Given exercise a.
Answer these questions about the text on Islam in Europe:
(i) In what year did Islam first arrive in Europe?
(ii) What did Abd al-Rahman I establish after fleeing Damascus?
(iii) Which party does Geert Wilders lead?

Text extract.

-- Begin --

Marine Le Pen, leader of France’s far-right National Front, and recent French presidential election runner-up, has made it the cornerstone of her political career to halt “the progressive Islamisation of our country and the increase in political-religious demands (that) are calling into question the survival of our civilisation”.

Likewise, The Netherlands’ Geert Wilders, leader of the Freedom Party (PVV) that came second in this year’s Dutch parliamentary elections, has called on the Quran to be banned while describing his movement as a “patriotic revolution”, whose supporters are fighting “for the preservation of their people”.

In the United Kingdom, similar rhetoric has emerged with the UK Independence Party (Ukip), members of which have described Islam as “evil” and a threat to national wellbeing.

The message is, therefore, clear. For some, Islam does not belong in Europe. Yet, even the most cursory study of European history will demonstrate precisely the opposite; Islam has been a fundamental part of Europe for at least 1,300 years, during which time it had contributed to both the richness and variety of European culture.

Islam first arrived in Europe in 711, when a Muslim army led by Tariq ibn Ziyad landed in Gibraltar. Within a year or so, Tariq defeated the Visigoth king, Don Rodrigo, at the Battle of Guadalete.

He then extended Muslim rule right across the Iberian Peninsula until, by 718, it had become an Umayyad province called al-Andalus.

In 756, the exiled Umayyad prince, Abd al-Rahman I (756-788), fled Damascus to al-Andalus and established the independent Emirate of Cordoba.

From that point on, al-Andalus became home to a distinctive, European-based Islam. Although Arab culture proved central to that identity, by the reign of Abd al-Rahman II (r.822-52), it had ceased to be a mere foreign imposition; conversions and mixed marriages had become commonplace, resulting in an eclectic blend of Middle Eastern and European cultural elements.

As European peoples began to convert to Islam, Islam became European. This situation persisted until 1492, when the Castilians destroyed the last Iberian Muslim kingdom and completed the Reconquista.

-- End --

Given exercise b.
Copy the entries word for word, from the first entry through the line containing "toolbar-separator [942,113,943,143]", inclusive.

Extracted data.
-- Begin --

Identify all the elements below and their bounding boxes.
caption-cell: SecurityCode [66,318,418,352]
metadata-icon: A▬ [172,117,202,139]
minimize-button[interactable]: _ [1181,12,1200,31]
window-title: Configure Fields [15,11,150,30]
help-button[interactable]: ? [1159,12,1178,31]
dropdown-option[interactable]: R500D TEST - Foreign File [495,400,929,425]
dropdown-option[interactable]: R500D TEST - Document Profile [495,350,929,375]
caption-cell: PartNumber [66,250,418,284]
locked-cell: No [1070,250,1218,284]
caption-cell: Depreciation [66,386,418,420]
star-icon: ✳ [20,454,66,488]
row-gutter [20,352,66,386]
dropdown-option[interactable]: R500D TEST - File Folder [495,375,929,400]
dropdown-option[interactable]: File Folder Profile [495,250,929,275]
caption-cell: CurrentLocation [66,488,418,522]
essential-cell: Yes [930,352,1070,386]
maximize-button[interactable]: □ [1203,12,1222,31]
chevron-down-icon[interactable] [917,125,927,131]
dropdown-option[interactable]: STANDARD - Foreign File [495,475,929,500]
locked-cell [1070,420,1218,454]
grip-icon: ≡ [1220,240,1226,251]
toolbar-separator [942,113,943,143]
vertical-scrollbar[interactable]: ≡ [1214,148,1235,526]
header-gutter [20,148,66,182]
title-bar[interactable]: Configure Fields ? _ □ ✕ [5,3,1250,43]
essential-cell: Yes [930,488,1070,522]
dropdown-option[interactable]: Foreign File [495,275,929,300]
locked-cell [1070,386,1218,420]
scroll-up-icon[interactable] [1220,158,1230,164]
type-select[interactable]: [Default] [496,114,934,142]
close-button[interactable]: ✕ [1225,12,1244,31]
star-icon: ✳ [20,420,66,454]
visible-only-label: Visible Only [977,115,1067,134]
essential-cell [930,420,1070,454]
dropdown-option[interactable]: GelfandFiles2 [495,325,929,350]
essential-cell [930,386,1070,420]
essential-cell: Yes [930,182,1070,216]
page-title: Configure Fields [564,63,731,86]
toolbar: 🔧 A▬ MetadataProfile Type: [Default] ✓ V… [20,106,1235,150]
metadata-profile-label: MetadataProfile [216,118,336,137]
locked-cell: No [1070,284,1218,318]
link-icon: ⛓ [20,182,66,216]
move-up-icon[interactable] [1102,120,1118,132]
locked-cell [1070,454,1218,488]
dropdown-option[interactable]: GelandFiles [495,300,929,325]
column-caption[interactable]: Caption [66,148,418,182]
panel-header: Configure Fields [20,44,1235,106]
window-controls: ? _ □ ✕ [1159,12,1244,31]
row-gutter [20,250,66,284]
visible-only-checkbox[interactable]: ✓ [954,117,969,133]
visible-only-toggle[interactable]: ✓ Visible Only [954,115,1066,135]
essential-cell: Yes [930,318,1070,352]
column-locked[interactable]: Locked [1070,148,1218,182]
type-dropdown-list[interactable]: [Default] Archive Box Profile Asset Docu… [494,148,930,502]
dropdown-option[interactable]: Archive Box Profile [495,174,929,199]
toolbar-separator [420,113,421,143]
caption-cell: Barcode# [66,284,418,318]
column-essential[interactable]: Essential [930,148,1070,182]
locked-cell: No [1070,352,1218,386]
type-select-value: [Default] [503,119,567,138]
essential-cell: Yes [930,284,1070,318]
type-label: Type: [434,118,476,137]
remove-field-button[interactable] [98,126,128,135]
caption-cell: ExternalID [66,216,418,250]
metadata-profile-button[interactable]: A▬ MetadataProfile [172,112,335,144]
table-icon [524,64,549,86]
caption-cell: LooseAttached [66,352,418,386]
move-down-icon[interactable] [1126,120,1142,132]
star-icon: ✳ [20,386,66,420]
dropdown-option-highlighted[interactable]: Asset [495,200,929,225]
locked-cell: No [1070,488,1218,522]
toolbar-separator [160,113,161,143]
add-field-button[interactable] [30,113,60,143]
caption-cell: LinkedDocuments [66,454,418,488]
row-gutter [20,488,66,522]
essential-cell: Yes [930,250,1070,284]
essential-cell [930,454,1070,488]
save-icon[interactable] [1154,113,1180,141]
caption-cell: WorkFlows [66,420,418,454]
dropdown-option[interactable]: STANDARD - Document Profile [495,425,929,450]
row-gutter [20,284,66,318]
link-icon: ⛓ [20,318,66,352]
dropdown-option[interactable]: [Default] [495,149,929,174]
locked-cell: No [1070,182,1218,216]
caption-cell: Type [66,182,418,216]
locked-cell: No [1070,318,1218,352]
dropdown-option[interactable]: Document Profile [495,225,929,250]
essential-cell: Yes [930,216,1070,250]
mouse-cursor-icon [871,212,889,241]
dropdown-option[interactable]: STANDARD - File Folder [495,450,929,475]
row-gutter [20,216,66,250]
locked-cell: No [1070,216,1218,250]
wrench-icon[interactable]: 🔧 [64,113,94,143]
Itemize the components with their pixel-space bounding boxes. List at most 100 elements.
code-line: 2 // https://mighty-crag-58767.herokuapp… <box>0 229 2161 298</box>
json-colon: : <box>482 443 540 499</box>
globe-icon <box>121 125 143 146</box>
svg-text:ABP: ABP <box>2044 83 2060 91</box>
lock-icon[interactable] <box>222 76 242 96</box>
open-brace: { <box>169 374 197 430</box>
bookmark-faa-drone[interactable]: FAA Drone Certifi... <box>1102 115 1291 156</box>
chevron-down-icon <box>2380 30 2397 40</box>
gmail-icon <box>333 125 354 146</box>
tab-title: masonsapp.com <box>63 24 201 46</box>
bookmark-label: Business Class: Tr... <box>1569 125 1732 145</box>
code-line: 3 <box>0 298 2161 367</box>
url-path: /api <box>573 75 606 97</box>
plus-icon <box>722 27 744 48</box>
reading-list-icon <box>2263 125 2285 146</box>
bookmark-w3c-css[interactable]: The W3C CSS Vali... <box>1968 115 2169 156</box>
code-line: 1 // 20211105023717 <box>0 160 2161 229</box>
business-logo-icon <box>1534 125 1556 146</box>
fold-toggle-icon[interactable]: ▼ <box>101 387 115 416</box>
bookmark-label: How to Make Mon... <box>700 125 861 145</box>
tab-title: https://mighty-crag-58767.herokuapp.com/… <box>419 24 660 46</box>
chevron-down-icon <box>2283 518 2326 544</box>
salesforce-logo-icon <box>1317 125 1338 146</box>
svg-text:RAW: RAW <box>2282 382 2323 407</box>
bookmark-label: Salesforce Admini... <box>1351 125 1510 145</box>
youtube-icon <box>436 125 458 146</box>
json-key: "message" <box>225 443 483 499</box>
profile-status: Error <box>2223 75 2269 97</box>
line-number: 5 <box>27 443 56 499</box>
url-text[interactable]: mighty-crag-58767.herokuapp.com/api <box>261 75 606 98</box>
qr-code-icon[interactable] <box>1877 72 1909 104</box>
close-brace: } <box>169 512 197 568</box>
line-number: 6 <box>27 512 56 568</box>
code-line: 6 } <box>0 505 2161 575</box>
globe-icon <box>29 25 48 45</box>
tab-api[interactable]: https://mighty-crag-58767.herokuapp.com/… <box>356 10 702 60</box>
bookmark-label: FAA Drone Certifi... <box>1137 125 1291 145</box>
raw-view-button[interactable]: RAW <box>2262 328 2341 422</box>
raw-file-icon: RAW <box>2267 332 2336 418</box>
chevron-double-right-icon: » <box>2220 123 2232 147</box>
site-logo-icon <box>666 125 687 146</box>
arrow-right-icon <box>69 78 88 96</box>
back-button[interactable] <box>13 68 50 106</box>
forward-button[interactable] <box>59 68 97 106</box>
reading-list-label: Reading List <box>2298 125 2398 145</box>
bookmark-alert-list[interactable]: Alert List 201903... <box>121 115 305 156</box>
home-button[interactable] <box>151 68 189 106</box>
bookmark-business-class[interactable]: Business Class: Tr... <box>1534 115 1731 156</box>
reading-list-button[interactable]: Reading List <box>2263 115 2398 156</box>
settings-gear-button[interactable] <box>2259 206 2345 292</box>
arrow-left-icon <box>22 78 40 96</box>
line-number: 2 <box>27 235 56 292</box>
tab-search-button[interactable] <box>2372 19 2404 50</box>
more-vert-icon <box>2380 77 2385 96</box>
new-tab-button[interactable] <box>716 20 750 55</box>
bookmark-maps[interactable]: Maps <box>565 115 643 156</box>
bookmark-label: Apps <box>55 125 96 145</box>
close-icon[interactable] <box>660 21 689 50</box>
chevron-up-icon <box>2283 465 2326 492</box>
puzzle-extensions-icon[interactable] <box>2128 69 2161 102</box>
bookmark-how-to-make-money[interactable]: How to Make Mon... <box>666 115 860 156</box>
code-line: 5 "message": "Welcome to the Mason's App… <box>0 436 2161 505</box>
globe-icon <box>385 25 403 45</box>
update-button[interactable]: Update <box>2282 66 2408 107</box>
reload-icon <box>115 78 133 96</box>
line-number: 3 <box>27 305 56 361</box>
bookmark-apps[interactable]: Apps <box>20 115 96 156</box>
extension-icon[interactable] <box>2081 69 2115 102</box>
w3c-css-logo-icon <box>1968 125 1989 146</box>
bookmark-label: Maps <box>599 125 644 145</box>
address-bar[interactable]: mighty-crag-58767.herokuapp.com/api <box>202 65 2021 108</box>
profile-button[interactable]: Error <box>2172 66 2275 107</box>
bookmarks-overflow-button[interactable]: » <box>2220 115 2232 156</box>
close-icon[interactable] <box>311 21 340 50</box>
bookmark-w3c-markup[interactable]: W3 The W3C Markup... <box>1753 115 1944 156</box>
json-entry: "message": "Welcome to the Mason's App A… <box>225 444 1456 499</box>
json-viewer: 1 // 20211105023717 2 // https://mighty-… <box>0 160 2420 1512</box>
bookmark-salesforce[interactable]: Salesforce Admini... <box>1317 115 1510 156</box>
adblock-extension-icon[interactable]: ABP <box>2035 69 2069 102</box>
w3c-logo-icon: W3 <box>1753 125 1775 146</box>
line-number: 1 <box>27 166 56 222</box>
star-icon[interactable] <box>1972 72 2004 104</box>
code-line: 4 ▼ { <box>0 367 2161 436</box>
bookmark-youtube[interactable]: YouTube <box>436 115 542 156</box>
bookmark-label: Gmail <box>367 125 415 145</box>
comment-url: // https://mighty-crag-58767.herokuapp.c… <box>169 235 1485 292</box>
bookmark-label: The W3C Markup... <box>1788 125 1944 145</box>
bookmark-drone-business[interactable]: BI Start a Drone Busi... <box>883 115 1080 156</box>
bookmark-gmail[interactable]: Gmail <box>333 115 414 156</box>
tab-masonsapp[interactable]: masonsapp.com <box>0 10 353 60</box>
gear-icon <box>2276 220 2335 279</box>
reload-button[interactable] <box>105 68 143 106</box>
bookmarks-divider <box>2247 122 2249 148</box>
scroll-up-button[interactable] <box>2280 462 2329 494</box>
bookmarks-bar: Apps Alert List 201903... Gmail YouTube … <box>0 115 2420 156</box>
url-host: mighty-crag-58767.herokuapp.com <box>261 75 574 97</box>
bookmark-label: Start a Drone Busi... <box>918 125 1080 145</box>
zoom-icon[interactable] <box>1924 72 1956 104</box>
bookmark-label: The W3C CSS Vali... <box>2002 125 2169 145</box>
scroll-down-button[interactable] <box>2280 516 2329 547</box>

-- End --

Complete answer a.
(i) 711
(ii) The independent Emirate of Cordoba
(iii) The Freedom Party (PVV)

Complete answer b.
Identify all the elements below and their bounding boxes.
caption-cell: SecurityCode [66,318,418,352]
metadata-icon: A▬ [172,117,202,139]
minimize-button[interactable]: _ [1181,12,1200,31]
window-title: Configure Fields [15,11,150,30]
help-button[interactable]: ? [1159,12,1178,31]
dropdown-option[interactable]: R500D TEST - Foreign File [495,400,929,425]
dropdown-option[interactable]: R500D TEST - Document Profile [495,350,929,375]
caption-cell: PartNumber [66,250,418,284]
locked-cell: No [1070,250,1218,284]
caption-cell: Depreciation [66,386,418,420]
star-icon: ✳ [20,454,66,488]
row-gutter [20,352,66,386]
dropdown-option[interactable]: R500D TEST - File Folder [495,375,929,400]
dropdown-option[interactable]: File Folder Profile [495,250,929,275]
caption-cell: CurrentLocation [66,488,418,522]
essential-cell: Yes [930,352,1070,386]
maximize-button[interactable]: □ [1203,12,1222,31]
chevron-down-icon[interactable] [917,125,927,131]
dropdown-option[interactable]: STANDARD - Foreign File [495,475,929,500]
locked-cell [1070,420,1218,454]
grip-icon: ≡ [1220,240,1226,251]
toolbar-separator [942,113,943,143]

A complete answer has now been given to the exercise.